Reproduce each of the following records word for word, without changing anything.

□ □ □

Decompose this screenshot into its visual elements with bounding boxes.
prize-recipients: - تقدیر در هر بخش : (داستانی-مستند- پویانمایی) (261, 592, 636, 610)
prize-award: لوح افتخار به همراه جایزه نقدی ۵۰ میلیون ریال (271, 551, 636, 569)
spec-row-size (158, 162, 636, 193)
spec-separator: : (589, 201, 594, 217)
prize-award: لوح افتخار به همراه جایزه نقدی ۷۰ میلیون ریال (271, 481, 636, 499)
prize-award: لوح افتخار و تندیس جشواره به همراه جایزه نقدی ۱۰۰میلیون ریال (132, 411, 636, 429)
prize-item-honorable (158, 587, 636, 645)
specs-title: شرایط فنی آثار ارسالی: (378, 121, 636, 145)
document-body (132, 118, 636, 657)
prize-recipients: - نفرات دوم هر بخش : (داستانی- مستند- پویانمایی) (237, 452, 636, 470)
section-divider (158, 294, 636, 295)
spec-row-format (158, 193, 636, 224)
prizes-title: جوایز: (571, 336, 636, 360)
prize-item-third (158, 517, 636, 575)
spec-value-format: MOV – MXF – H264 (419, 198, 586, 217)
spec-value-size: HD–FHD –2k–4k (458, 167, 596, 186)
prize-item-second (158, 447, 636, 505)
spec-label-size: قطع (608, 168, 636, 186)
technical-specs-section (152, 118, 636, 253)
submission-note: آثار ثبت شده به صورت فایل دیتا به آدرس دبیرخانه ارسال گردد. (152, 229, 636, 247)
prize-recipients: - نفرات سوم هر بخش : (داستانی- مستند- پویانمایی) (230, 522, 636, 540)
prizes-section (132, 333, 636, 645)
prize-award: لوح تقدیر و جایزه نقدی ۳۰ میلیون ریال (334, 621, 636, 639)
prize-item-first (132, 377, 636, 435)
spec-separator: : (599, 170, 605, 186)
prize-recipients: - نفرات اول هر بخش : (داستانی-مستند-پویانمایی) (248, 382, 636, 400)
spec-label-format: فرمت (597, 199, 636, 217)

□ □ □

■ **CORRECT OUTPUT**:
Decompose this screenshot into its visual elements with bounding boxes.
prize-recipients: - تقدیر در هر بخش : (داستانی-مستند- پویانمایی) (261, 592, 636, 610)
prize-award: لوح افتخار به همراه جایزه نقدی ۵۰ میلیون ریال (271, 551, 636, 569)
spec-row-size (158, 162, 636, 193)
spec-separator: : (589, 201, 594, 217)
prize-award: لوح افتخار به همراه جایزه نقدی ۷۰ میلیون ریال (271, 481, 636, 499)
prize-award: لوح افتخار و تندیس جشواره به همراه جایزه نقدی ۱۰۰میلیون ریال (132, 411, 636, 429)
prize-item-honorable (158, 587, 636, 645)
specs-title: شرایط فنی آثار ارسالی: (378, 121, 636, 145)
document-body (132, 118, 636, 657)
prize-recipients: - نفرات دوم هر بخش : (داستانی- مستند- پویانمایی) (237, 452, 636, 470)
section-divider (158, 294, 636, 295)
spec-row-format (158, 193, 636, 224)
prizes-title: جوایز: (571, 336, 636, 360)
prize-item-third (158, 517, 636, 575)
spec-value-format: MOV – MXF – H264 (419, 198, 586, 217)
spec-value-size: HD–FHD –2k–4k (458, 167, 596, 186)
prize-item-second (158, 447, 636, 505)
spec-label-size: قطع (608, 168, 636, 186)
technical-specs-section (152, 118, 636, 253)
submission-note: آثار ثبت شده به صورت فایل دیتا به آدرس دبیرخانه ارسال گردد. (152, 229, 636, 247)
prize-recipients: - نفرات سوم هر بخش : (داستانی- مستند- پویانمایی) (230, 522, 636, 540)
prizes-section (132, 333, 636, 645)
prize-award: لوح تقدیر و جایزه نقدی ۳۰ میلیون ریال (334, 621, 636, 639)
prize-item-first (132, 377, 636, 435)
spec-separator: : (599, 170, 605, 186)
prize-recipients: - نفرات اول هر بخش : (داستانی-مستند-پویانمایی) (248, 382, 636, 400)
spec-label-format: فرمت (597, 199, 636, 217)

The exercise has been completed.